TASK OBJECTIVE:
Return every line of the material exactly.

DATASET EXTRACT:

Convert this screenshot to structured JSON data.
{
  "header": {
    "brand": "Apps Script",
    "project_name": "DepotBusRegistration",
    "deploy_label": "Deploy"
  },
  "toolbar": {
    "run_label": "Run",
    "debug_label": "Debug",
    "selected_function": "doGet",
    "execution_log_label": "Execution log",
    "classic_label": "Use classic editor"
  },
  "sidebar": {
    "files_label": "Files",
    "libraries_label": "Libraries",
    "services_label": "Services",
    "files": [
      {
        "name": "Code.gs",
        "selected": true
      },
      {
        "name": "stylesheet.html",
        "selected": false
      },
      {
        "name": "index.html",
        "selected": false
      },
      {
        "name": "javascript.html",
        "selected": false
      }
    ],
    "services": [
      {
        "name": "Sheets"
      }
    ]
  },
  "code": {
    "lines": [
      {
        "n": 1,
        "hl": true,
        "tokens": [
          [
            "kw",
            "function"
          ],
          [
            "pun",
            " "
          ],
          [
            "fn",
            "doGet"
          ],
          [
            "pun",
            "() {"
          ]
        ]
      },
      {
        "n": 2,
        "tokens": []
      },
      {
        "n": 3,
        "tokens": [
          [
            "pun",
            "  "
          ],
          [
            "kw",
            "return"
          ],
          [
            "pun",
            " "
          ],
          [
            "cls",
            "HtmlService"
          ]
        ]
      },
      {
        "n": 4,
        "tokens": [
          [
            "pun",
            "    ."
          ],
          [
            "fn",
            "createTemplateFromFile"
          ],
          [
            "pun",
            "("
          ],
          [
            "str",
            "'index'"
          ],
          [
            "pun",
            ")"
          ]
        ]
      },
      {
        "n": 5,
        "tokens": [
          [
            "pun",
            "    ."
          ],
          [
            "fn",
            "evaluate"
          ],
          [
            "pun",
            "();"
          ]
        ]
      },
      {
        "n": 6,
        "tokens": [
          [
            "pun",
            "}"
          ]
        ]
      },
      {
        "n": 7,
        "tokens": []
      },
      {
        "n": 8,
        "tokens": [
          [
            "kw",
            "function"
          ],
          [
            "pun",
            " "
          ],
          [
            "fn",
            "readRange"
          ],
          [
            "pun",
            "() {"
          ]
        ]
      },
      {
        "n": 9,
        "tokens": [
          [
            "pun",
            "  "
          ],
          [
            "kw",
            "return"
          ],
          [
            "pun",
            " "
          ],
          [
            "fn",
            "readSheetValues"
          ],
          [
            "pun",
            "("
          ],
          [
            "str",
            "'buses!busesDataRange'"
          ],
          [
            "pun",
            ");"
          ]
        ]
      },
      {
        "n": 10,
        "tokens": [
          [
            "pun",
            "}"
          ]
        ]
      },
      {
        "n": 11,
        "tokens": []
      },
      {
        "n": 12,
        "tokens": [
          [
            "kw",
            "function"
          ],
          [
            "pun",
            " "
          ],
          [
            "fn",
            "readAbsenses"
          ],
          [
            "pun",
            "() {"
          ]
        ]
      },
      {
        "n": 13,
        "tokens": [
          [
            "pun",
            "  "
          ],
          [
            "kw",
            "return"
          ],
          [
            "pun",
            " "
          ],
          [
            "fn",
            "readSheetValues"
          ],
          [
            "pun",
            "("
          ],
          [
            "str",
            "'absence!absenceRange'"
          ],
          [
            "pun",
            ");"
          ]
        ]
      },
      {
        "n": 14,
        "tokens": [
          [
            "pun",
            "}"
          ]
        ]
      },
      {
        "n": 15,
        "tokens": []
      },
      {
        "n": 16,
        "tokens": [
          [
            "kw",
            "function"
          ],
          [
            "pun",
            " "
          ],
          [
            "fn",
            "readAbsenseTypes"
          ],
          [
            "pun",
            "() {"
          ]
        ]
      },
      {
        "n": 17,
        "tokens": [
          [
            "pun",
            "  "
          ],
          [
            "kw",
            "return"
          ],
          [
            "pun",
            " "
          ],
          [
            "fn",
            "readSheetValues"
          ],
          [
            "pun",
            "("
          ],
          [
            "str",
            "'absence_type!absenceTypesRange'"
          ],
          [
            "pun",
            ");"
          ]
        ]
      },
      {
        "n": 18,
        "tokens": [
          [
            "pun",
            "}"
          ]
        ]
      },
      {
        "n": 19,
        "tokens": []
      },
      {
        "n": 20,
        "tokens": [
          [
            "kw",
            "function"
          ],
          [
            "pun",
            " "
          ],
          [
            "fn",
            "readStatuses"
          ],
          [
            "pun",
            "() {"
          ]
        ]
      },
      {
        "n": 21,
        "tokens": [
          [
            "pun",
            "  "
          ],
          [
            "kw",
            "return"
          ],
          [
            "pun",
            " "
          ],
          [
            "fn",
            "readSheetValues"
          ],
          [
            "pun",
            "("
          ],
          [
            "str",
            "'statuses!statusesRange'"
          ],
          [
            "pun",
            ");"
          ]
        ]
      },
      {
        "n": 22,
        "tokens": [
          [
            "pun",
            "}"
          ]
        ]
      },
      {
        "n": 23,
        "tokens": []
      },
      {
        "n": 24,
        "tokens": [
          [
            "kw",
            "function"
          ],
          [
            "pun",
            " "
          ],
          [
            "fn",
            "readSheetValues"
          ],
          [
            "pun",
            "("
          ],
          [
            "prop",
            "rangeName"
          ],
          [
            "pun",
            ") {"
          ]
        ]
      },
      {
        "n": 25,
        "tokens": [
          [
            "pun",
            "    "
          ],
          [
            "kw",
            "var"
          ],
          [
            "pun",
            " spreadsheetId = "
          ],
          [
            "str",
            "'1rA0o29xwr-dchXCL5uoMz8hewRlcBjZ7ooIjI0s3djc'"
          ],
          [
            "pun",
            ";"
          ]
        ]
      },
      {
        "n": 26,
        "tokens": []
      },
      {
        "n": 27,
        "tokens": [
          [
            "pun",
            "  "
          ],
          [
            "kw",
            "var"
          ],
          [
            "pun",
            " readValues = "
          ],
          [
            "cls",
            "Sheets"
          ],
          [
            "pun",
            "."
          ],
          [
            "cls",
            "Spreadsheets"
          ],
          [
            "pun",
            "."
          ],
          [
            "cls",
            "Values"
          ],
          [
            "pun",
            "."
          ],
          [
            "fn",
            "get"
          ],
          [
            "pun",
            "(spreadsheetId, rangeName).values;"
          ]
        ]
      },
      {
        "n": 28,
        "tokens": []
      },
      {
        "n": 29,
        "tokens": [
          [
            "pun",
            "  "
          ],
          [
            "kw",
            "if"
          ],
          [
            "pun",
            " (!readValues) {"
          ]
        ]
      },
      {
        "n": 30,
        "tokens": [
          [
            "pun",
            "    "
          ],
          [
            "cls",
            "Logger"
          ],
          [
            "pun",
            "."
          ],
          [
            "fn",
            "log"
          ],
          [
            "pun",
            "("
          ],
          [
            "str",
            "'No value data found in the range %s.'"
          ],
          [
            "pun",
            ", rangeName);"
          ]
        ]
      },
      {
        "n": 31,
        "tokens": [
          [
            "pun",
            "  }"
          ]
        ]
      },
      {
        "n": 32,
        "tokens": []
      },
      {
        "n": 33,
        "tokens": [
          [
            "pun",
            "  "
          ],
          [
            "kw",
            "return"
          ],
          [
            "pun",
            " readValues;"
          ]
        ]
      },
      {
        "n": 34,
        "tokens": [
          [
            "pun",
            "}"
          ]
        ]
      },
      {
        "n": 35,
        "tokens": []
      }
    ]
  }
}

EXERCISE RESPONSE:
Convert this screenshot to structured JSON data.
{
  "header": {
    "brand": "Apps Script",
    "project_name": "DepotBusRegistration",
    "deploy_label": "Deploy"
  },
  "toolbar": {
    "run_label": "Run",
    "debug_label": "Debug",
    "selected_function": "doGet",
    "execution_log_label": "Execution log",
    "classic_label": "Use classic editor"
  },
  "sidebar": {
    "files_label": "Files",
    "libraries_label": "Libraries",
    "services_label": "Services",
    "files": [
      {
        "name": "Code.gs",
        "selected": true
      },
      {
        "name": "stylesheet.html",
        "selected": false
      },
      {
        "name": "index.html",
        "selected": false
      },
      {
        "name": "javascript.html",
        "selected": false
      }
    ],
    "services": [
      {
        "name": "Sheets"
      }
    ]
  },
  "code": {
    "lines": [
      {
        "n": 1,
        "hl": true,
        "tokens": [
          [
            "kw",
            "function"
          ],
          [
            "pun",
            " "
          ],
          [
            "fn",
            "doGet"
          ],
          [
            "pun",
            "() {"
          ]
        ]
      },
      {
        "n": 2,
        "tokens": []
      },
      {
        "n": 3,
        "tokens": [
          [
            "pun",
            "  "
          ],
          [
            "kw",
            "return"
          ],
          [
            "pun",
            " "
          ],
          [
            "cls",
            "HtmlService"
          ]
        ]
      },
      {
        "n": 4,
        "tokens": [
          [
            "pun",
            "    ."
          ],
          [
            "fn",
            "createTemplateFromFile"
          ],
          [
            "pun",
            "("
          ],
          [
            "str",
            "'index'"
          ],
          [
            "pun",
            ")"
          ]
        ]
      },
      {
        "n": 5,
        "tokens": [
          [
            "pun",
            "    ."
          ],
          [
            "fn",
            "evaluate"
          ],
          [
            "pun",
            "();"
          ]
        ]
      },
      {
        "n": 6,
        "tokens": [
          [
            "pun",
            "}"
          ]
        ]
      },
      {
        "n": 7,
        "tokens": []
      },
      {
        "n": 8,
        "tokens": [
          [
            "kw",
            "function"
          ],
          [
            "pun",
            " "
          ],
          [
            "fn",
            "readRange"
          ],
          [
            "pun",
            "() {"
          ]
        ]
      },
      {
        "n": 9,
        "tokens": [
          [
            "pun",
            "  "
          ],
          [
            "kw",
            "return"
          ],
          [
            "pun",
            " "
          ],
          [
            "fn",
            "readSheetValues"
          ],
          [
            "pun",
            "("
          ],
          [
            "str",
            "'buses!busesDataRange'"
          ],
          [
            "pun",
            ");"
          ]
        ]
      },
      {
        "n": 10,
        "tokens": [
          [
            "pun",
            "}"
          ]
        ]
      },
      {
        "n": 11,
        "tokens": []
      },
      {
        "n": 12,
        "tokens": [
          [
            "kw",
            "function"
          ],
          [
            "pun",
            " "
          ],
          [
            "fn",
            "readAbsenses"
          ],
          [
            "pun",
            "() {"
          ]
        ]
      },
      {
        "n": 13,
        "tokens": [
          [
            "pun",
            "  "
          ],
          [
            "kw",
            "return"
          ],
          [
            "pun",
            " "
          ],
          [
            "fn",
            "readSheetValues"
          ],
          [
            "pun",
            "("
          ],
          [
            "str",
            "'absence!absenceRange'"
          ],
          [
            "pun",
            ");"
          ]
        ]
      },
      {
        "n": 14,
        "tokens": [
          [
            "pun",
            "}"
          ]
        ]
      },
      {
        "n": 15,
        "tokens": []
      },
      {
        "n": 16,
        "tokens": [
          [
            "kw",
            "function"
          ],
          [
            "pun",
            " "
          ],
          [
            "fn",
            "readAbsenseTypes"
          ],
          [
            "pun",
            "() {"
          ]
        ]
      },
      {
        "n": 17,
        "tokens": [
          [
            "pun",
            "  "
          ],
          [
            "kw",
            "return"
          ],
          [
            "pun",
            " "
          ],
          [
            "fn",
            "readSheetValues"
          ],
          [
            "pun",
            "("
          ],
          [
            "str",
            "'absence_type!absenceTypesRange'"
          ],
          [
            "pun",
            ");"
          ]
        ]
      },
      {
        "n": 18,
        "tokens": [
          [
            "pun",
            "}"
          ]
        ]
      },
      {
        "n": 19,
        "tokens": []
      },
      {
        "n": 20,
        "tokens": [
          [
            "kw",
            "function"
          ],
          [
            "pun",
            " "
          ],
          [
            "fn",
            "readStatuses"
          ],
          [
            "pun",
            "() {"
          ]
        ]
      },
      {
        "n": 21,
        "tokens": [
          [
            "pun",
            "  "
          ],
          [
            "kw",
            "return"
          ],
          [
            "pun",
            " "
          ],
          [
            "fn",
            "readSheetValues"
          ],
          [
            "pun",
            "("
          ],
          [
            "str",
            "'statuses!statusesRange'"
          ],
          [
            "pun",
            ");"
          ]
        ]
      },
      {
        "n": 22,
        "tokens": [
          [
            "pun",
            "}"
          ]
        ]
      },
      {
        "n": 23,
        "tokens": []
      },
      {
        "n": 24,
        "tokens": [
          [
            "kw",
            "function"
          ],
          [
            "pun",
            " "
          ],
          [
            "fn",
            "readSheetValues"
          ],
          [
            "pun",
            "("
          ],
          [
            "prop",
            "rangeName"
          ],
          [
            "pun",
            ") {"
          ]
        ]
      },
      {
        "n": 25,
        "tokens": [
          [
            "pun",
            "    "
          ],
          [
            "kw",
            "var"
          ],
          [
            "pun",
            " spreadsheetId = "
          ],
          [
            "str",
            "'1rA0o29xwr-dchXCL5uoMz8hewRlcBjZ7ooIjI0s3djc'"
          ],
          [
            "pun",
            ";"
          ]
        ]
      },
      {
        "n": 26,
        "tokens": []
      },
      {
        "n": 27,
        "tokens": [
          [
            "pun",
            "  "
          ],
          [
            "kw",
            "var"
          ],
          [
            "pun",
            " readValues = "
          ],
          [
            "cls",
            "Sheets"
          ],
          [
            "pun",
            "."
          ],
          [
            "cls",
            "Spreadsheets"
          ],
          [
            "pun",
            "."
          ],
          [
            "cls",
            "Values"
          ],
          [
            "pun",
            "."
          ],
          [
            "fn",
            "get"
          ],
          [
            "pun",
            "(spreadsheetId, rangeName).values;"
          ]
        ]
      },
      {
        "n": 28,
        "tokens": []
      },
      {
        "n": 29,
        "tokens": [
          [
            "pun",
            "  "
          ],
          [
            "kw",
            "if"
          ],
          [
            "pun",
            " (!readValues) {"
          ]
        ]
      },
      {
        "n": 30,
        "tokens": [
          [
            "pun",
            "    "
          ],
          [
            "cls",
            "Logger"
          ],
          [
            "pun",
            "."
          ],
          [
            "fn",
            "log"
          ],
          [
            "pun",
            "("
          ],
          [
            "str",
            "'No value data found in the range %s.'"
          ],
          [
            "pun",
            ", rangeName);"
          ]
        ]
      },
      {
        "n": 31,
        "tokens": [
          [
            "pun",
            "  }"
          ]
        ]
      },
      {
        "n": 32,
        "tokens": []
      },
      {
        "n": 33,
        "tokens": [
          [
            "pun",
            "  "
          ],
          [
            "kw",
            "return"
          ],
          [
            "pun",
            " readValues;"
          ]
        ]
      },
      {
        "n": 34,
        "tokens": [
          [
            "pun",
            "}"
          ]
        ]
      },
      {
        "n": 35,
        "tokens": []
      }
    ]
  }
}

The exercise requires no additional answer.